▶ **Written instruction**: Identify the lines holding "page" and copy them.

▶ **Exercise material**:
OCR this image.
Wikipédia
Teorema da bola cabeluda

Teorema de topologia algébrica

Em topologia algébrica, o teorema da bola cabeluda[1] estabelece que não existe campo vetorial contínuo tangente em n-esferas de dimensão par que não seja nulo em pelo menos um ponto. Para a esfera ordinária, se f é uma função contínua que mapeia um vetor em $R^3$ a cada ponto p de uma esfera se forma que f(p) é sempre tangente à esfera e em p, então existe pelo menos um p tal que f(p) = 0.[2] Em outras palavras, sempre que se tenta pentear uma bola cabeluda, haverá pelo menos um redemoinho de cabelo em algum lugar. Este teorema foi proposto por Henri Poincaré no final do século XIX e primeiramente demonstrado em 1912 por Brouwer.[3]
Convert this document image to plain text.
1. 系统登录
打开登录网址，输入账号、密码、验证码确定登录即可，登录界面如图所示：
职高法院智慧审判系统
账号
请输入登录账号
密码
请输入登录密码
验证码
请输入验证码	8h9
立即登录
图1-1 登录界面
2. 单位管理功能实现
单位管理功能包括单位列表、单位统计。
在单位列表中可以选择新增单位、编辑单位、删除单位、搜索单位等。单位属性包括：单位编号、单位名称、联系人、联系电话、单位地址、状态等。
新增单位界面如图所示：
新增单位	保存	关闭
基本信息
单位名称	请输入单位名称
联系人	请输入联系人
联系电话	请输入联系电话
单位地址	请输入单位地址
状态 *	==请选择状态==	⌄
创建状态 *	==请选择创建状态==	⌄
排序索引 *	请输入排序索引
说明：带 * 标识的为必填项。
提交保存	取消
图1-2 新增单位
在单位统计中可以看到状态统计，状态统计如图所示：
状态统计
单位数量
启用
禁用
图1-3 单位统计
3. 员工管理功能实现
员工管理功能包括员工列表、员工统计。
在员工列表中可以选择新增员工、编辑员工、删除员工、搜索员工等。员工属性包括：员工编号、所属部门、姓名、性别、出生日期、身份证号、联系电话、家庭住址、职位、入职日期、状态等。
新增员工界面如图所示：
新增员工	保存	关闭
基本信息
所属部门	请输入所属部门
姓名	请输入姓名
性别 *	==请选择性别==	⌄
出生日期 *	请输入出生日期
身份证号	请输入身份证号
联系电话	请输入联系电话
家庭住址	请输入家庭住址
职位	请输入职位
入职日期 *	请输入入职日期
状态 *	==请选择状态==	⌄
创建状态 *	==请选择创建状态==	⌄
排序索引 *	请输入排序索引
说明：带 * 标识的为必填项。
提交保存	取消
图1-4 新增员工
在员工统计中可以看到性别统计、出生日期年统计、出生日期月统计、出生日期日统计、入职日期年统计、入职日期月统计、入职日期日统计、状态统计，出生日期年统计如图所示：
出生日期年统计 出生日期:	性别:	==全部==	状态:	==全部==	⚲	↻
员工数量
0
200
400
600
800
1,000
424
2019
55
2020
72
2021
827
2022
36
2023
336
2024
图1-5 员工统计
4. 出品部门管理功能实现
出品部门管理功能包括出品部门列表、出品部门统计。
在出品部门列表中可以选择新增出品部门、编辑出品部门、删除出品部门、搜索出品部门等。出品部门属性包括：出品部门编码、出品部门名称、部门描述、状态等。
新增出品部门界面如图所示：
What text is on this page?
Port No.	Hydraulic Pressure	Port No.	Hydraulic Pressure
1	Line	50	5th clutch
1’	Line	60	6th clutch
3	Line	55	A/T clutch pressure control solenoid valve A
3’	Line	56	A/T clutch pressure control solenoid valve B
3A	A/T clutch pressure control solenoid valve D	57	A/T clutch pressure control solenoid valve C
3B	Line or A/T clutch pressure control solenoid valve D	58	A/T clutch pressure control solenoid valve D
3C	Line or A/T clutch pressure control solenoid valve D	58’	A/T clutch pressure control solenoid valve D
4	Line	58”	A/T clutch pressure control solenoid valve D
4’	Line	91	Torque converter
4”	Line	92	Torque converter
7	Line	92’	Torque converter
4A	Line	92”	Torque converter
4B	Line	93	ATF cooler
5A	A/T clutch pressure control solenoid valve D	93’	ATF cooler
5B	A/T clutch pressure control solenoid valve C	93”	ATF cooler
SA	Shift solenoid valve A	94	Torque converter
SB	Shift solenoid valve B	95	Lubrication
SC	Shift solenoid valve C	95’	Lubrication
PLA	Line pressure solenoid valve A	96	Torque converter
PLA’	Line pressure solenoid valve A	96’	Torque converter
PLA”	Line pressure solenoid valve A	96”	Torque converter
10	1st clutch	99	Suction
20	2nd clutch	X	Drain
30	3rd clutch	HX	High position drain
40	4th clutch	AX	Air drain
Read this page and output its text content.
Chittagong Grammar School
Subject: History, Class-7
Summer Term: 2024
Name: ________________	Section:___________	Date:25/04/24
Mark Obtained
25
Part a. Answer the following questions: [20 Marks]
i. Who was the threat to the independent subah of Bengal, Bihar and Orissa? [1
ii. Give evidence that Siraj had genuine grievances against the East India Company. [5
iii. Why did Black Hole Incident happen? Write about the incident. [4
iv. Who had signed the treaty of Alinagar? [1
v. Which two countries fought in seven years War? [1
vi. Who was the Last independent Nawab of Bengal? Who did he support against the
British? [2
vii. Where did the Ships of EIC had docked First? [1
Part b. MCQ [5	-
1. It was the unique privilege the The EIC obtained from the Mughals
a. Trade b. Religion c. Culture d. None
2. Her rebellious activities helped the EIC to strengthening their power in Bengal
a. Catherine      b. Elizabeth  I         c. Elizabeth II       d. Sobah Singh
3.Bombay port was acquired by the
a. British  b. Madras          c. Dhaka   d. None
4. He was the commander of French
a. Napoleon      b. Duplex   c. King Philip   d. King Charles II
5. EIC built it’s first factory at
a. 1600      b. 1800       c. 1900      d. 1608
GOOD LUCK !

▶ **Answer for this exercise**:
What text is on this page?
Read this page and output its text content.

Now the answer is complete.